* _WORK TO COMPLETE_: Exactly reproduce the line containing "Convert this screenshot" and all later lines to the end of the entries, leaving the pictures out of your copy.

* _DATA PROVIDED_:
--------------------
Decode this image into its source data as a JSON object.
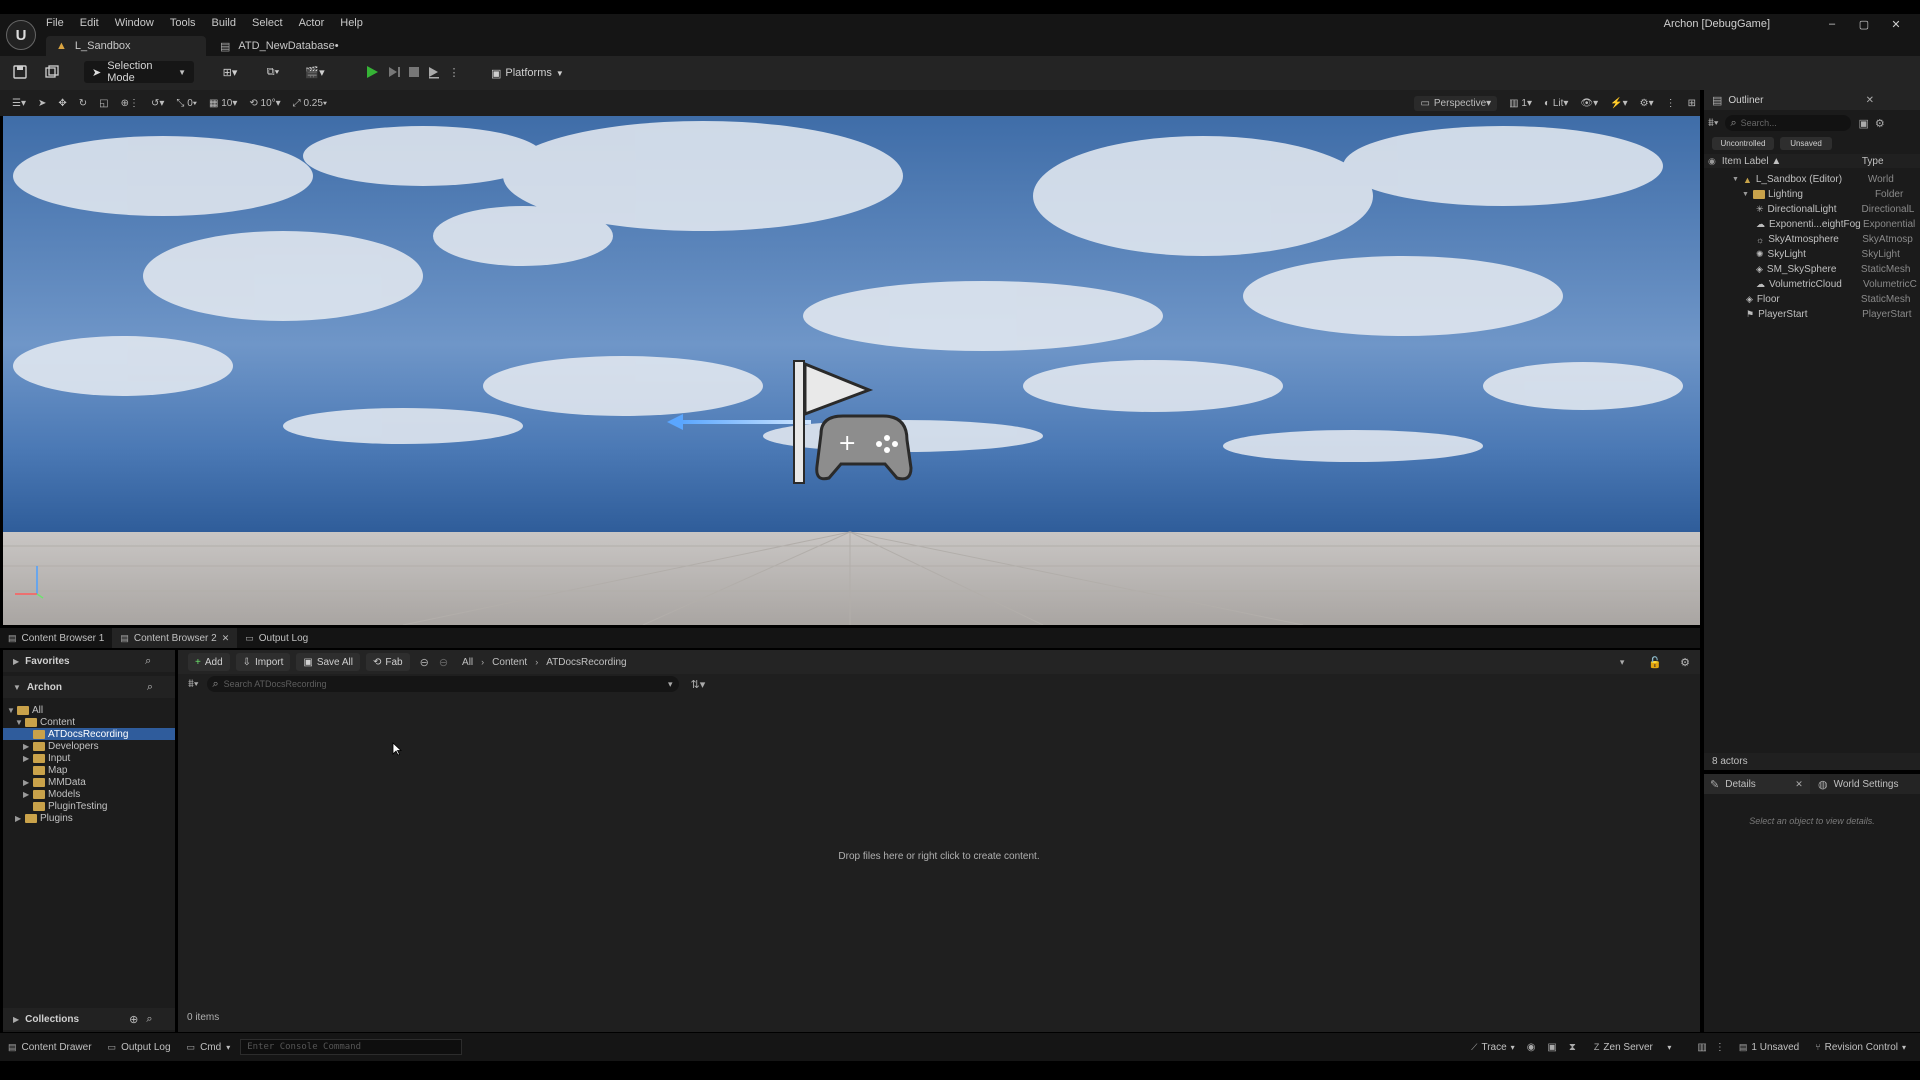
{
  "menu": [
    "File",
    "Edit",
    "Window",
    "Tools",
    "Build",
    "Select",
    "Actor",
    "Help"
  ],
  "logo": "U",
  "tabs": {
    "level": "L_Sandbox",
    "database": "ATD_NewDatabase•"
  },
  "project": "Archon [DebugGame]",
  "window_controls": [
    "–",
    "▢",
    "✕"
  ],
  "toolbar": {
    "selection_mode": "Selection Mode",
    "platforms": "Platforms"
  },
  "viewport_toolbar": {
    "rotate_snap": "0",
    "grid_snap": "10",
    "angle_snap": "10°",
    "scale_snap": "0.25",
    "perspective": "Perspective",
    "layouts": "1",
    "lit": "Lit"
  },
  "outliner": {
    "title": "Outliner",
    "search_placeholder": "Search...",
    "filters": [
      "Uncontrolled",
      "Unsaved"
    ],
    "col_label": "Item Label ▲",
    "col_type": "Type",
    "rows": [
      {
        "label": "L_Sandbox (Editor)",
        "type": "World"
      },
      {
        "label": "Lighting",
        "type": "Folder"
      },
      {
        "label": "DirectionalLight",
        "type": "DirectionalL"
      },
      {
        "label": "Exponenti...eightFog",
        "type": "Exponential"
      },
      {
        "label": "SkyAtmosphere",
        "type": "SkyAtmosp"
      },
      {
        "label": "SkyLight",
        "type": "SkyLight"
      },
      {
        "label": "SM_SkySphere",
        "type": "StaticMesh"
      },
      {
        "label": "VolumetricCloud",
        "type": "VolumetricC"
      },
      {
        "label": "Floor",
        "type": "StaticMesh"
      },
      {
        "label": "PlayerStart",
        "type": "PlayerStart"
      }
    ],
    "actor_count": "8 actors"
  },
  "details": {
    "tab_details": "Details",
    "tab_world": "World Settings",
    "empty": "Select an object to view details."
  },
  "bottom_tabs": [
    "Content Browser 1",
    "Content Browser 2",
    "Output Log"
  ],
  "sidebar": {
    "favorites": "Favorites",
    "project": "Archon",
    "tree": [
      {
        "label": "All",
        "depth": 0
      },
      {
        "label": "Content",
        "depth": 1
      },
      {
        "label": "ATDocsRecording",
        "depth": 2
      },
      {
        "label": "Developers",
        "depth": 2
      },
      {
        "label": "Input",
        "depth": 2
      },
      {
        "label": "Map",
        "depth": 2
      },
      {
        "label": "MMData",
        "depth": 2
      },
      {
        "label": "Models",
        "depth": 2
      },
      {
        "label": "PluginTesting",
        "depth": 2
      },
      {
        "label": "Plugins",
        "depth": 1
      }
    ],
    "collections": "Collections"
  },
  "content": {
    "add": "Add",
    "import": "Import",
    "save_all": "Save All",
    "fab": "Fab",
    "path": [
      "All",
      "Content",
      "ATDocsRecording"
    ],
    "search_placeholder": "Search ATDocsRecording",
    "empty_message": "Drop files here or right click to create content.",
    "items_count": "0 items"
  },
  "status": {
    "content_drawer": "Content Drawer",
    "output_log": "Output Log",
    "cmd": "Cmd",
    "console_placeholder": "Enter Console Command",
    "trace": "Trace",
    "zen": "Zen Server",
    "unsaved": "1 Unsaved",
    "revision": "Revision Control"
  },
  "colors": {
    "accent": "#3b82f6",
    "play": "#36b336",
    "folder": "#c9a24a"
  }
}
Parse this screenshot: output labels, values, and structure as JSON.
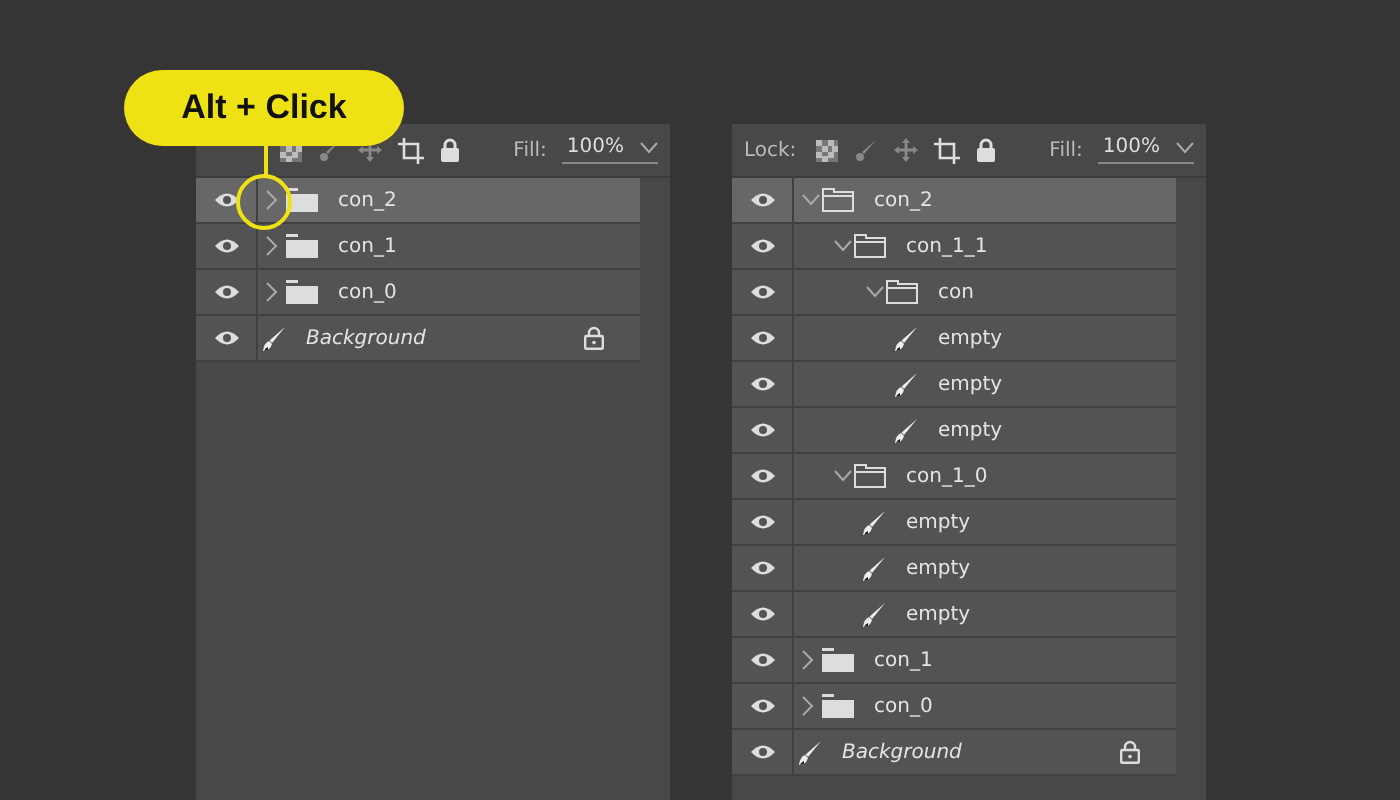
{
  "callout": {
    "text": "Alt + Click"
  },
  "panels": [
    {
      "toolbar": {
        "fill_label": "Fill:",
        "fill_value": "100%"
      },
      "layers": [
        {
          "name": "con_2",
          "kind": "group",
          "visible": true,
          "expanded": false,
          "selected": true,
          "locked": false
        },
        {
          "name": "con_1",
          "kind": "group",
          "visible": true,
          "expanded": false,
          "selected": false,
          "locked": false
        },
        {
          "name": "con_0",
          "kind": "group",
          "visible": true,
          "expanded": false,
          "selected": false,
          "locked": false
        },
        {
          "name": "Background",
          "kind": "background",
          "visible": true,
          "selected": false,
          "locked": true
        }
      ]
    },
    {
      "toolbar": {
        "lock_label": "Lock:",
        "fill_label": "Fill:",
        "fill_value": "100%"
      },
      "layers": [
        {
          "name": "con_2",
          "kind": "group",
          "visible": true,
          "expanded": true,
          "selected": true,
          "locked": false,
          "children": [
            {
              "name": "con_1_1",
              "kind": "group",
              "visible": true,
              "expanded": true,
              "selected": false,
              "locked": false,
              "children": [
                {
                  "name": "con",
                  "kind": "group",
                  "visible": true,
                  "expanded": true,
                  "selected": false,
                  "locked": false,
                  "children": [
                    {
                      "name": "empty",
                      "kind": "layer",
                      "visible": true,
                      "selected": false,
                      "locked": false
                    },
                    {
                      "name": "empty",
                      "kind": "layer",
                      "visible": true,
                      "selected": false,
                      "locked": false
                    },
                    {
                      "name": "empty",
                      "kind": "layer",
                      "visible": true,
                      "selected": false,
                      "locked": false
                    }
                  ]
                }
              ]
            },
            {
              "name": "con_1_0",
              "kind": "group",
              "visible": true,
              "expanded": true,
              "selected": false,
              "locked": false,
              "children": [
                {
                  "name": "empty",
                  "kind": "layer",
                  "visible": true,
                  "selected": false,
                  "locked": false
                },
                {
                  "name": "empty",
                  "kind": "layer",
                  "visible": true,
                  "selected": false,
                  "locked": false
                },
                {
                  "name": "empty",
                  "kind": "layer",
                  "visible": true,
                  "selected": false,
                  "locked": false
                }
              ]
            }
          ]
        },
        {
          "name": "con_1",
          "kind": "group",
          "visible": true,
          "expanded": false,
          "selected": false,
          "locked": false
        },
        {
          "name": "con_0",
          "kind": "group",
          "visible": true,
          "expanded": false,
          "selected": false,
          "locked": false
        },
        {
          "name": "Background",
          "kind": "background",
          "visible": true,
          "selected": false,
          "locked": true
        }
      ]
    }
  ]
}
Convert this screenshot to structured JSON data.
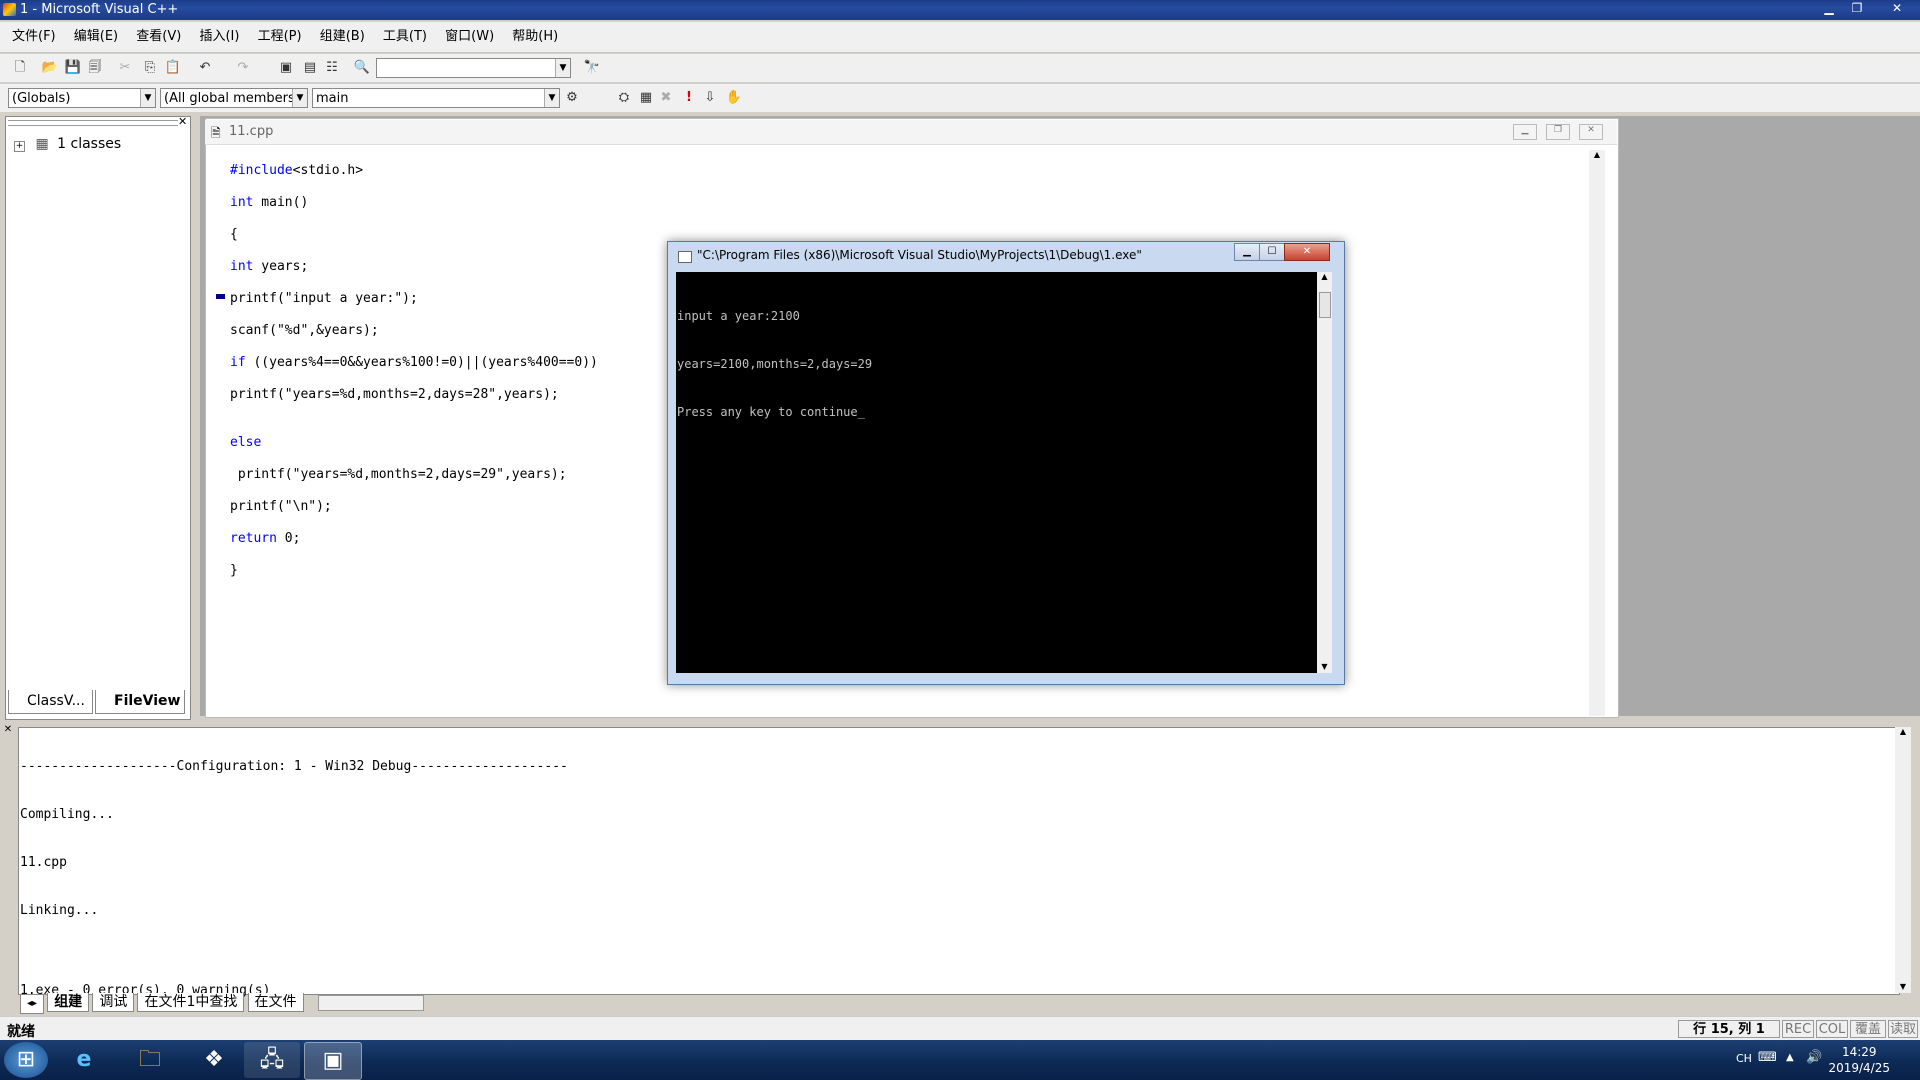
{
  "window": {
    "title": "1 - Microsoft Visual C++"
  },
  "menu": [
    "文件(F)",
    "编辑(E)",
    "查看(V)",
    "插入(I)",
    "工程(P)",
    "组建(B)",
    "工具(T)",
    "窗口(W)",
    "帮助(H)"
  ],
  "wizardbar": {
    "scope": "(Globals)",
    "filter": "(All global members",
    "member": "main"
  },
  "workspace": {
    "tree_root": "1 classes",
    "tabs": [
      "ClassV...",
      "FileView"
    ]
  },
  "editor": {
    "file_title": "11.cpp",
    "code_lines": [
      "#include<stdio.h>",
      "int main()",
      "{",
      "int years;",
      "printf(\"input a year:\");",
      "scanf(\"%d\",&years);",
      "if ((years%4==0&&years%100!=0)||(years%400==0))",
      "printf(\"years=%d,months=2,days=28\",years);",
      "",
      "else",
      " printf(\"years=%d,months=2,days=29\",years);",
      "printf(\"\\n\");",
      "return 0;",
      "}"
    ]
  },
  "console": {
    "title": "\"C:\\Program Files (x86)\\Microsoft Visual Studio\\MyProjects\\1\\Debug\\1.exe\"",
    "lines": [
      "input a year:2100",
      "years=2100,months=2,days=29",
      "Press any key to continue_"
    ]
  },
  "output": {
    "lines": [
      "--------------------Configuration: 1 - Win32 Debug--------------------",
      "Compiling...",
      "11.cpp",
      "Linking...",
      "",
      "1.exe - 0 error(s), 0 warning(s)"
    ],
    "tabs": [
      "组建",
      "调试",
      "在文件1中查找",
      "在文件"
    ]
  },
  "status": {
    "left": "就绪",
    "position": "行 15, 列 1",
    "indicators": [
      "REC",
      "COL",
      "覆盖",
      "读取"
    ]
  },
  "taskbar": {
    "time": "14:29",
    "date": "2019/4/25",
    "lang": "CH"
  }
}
--------------------
* _EXPECTED ANSWER_:
Convert this screenshot to structured JSON data.
{
  "window": {
    "title": "1 - Microsoft Visual C++"
  },
  "menu": [
    "文件(F)",
    "编辑(E)",
    "查看(V)",
    "插入(I)",
    "工程(P)",
    "组建(B)",
    "工具(T)",
    "窗口(W)",
    "帮助(H)"
  ],
  "wizardbar": {
    "scope": "(Globals)",
    "filter": "(All global members",
    "member": "main"
  },
  "workspace": {
    "tree_root": "1 classes",
    "tabs": [
      "ClassV...",
      "FileView"
    ]
  },
  "editor": {
    "file_title": "11.cpp",
    "code_lines": [
      "#include<stdio.h>",
      "int main()",
      "{",
      "int years;",
      "printf(\"input a year:\");",
      "scanf(\"%d\",&years);",
      "if ((years%4==0&&years%100!=0)||(years%400==0))",
      "printf(\"years=%d,months=2,days=28\",years);",
      "",
      "else",
      " printf(\"years=%d,months=2,days=29\",years);",
      "printf(\"\\n\");",
      "return 0;",
      "}"
    ]
  },
  "console": {
    "title": "\"C:\\Program Files (x86)\\Microsoft Visual Studio\\MyProjects\\1\\Debug\\1.exe\"",
    "lines": [
      "input a year:2100",
      "years=2100,months=2,days=29",
      "Press any key to continue_"
    ]
  },
  "output": {
    "lines": [
      "--------------------Configuration: 1 - Win32 Debug--------------------",
      "Compiling...",
      "11.cpp",
      "Linking...",
      "",
      "1.exe - 0 error(s), 0 warning(s)"
    ],
    "tabs": [
      "组建",
      "调试",
      "在文件1中查找",
      "在文件"
    ]
  },
  "status": {
    "left": "就绪",
    "position": "行 15, 列 1",
    "indicators": [
      "REC",
      "COL",
      "覆盖",
      "读取"
    ]
  },
  "taskbar": {
    "time": "14:29",
    "date": "2019/4/25",
    "lang": "CH"
  }
}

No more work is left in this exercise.